[Data records]
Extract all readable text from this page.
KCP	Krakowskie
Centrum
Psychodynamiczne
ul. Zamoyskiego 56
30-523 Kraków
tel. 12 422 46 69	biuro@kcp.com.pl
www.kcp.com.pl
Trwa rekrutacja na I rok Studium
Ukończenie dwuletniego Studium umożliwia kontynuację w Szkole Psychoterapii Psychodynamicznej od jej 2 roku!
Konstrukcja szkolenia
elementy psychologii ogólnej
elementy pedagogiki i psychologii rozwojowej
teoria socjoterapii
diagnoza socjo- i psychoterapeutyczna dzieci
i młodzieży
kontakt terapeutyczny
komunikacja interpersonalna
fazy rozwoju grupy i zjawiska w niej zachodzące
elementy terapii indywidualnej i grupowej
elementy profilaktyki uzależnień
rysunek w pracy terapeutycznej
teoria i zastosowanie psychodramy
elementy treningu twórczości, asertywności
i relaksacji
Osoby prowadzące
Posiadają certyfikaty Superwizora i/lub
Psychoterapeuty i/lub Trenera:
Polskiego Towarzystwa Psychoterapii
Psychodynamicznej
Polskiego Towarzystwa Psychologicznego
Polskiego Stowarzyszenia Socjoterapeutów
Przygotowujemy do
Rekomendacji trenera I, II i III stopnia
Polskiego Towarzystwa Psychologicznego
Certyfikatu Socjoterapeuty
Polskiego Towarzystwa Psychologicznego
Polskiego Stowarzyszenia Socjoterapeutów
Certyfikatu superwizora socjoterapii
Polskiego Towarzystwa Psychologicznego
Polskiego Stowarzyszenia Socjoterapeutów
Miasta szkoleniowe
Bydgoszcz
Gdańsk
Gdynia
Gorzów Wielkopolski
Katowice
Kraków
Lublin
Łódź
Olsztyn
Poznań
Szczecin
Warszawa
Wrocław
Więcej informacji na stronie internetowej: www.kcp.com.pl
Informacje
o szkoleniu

▶ [What is asked] Copy out all of the lines above exactly.

▶ [Answer to the task]
Extract all readable text from this page.
KCP	Krakowskie
Centrum
Psychodynamiczne
ul. Zamoyskiego 56
30-523 Kraków
tel. 12 422 46 69	biuro@kcp.com.pl
www.kcp.com.pl
Trwa rekrutacja na I rok Studium
Ukończenie dwuletniego Studium umożliwia kontynuację w Szkole Psychoterapii Psychodynamicznej od jej 2 roku!
Konstrukcja szkolenia
elementy psychologii ogólnej
elementy pedagogiki i psychologii rozwojowej
teoria socjoterapii
diagnoza socjo- i psychoterapeutyczna dzieci
i młodzieży
kontakt terapeutyczny
komunikacja interpersonalna
fazy rozwoju grupy i zjawiska w niej zachodzące
elementy terapii indywidualnej i grupowej
elementy profilaktyki uzależnień
rysunek w pracy terapeutycznej
teoria i zastosowanie psychodramy
elementy treningu twórczości, asertywności
i relaksacji
Osoby prowadzące
Posiadają certyfikaty Superwizora i/lub
Psychoterapeuty i/lub Trenera:
Polskiego Towarzystwa Psychoterapii
Psychodynamicznej
Polskiego Towarzystwa Psychologicznego
Polskiego Stowarzyszenia Socjoterapeutów
Przygotowujemy do
Rekomendacji trenera I, II i III stopnia
Polskiego Towarzystwa Psychologicznego
Certyfikatu Socjoterapeuty
Polskiego Towarzystwa Psychologicznego
Polskiego Stowarzyszenia Socjoterapeutów
Certyfikatu superwizora socjoterapii
Polskiego Towarzystwa Psychologicznego
Polskiego Stowarzyszenia Socjoterapeutów
Miasta szkoleniowe
Bydgoszcz
Gdańsk
Gdynia
Gorzów Wielkopolski
Katowice
Kraków
Lublin
Łódź
Olsztyn
Poznań
Szczecin
Warszawa
Wrocław
Więcej informacji na stronie internetowej: www.kcp.com.pl
Informacje
o szkoleniu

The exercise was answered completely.